- **WHAT IS ASKED**: Each line that follows is to be retyped exactly.

- **PROVIDED ENTRIES**:
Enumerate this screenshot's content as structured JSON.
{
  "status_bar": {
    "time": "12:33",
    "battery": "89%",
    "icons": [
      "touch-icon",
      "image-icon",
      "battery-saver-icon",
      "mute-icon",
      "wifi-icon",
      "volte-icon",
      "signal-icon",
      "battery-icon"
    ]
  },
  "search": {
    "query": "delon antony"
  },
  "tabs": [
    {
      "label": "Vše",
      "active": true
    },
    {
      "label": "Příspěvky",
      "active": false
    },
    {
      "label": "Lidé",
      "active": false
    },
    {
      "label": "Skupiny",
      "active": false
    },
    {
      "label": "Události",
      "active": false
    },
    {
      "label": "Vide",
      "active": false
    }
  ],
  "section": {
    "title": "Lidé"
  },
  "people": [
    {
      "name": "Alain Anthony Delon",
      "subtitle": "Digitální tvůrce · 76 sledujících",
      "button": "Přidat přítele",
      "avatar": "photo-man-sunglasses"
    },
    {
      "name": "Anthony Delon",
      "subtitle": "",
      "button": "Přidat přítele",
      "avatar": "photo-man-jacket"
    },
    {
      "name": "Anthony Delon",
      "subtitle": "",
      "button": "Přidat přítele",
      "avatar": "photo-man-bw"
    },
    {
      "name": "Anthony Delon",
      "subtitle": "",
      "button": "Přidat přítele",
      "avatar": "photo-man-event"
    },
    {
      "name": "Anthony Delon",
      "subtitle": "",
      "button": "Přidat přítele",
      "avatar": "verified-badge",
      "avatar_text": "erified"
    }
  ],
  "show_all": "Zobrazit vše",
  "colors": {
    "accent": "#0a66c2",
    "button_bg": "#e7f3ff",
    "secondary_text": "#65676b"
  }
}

- **RESPONSE TO THE EXERCISE**:
Enumerate this screenshot's content as structured JSON.
{
  "status_bar": {
    "time": "12:33",
    "battery": "89%",
    "icons": [
      "touch-icon",
      "image-icon",
      "battery-saver-icon",
      "mute-icon",
      "wifi-icon",
      "volte-icon",
      "signal-icon",
      "battery-icon"
    ]
  },
  "search": {
    "query": "delon antony"
  },
  "tabs": [
    {
      "label": "Vše",
      "active": true
    },
    {
      "label": "Příspěvky",
      "active": false
    },
    {
      "label": "Lidé",
      "active": false
    },
    {
      "label": "Skupiny",
      "active": false
    },
    {
      "label": "Události",
      "active": false
    },
    {
      "label": "Vide",
      "active": false
    }
  ],
  "section": {
    "title": "Lidé"
  },
  "people": [
    {
      "name": "Alain Anthony Delon",
      "subtitle": "Digitální tvůrce · 76 sledujících",
      "button": "Přidat přítele",
      "avatar": "photo-man-sunglasses"
    },
    {
      "name": "Anthony Delon",
      "subtitle": "",
      "button": "Přidat přítele",
      "avatar": "photo-man-jacket"
    },
    {
      "name": "Anthony Delon",
      "subtitle": "",
      "button": "Přidat přítele",
      "avatar": "photo-man-bw"
    },
    {
      "name": "Anthony Delon",
      "subtitle": "",
      "button": "Přidat přítele",
      "avatar": "photo-man-event"
    },
    {
      "name": "Anthony Delon",
      "subtitle": "",
      "button": "Přidat přítele",
      "avatar": "verified-badge",
      "avatar_text": "erified"
    }
  ],
  "show_all": "Zobrazit vše",
  "colors": {
    "accent": "#0a66c2",
    "button_bg": "#e7f3ff",
    "secondary_text": "#65676b"
  }
}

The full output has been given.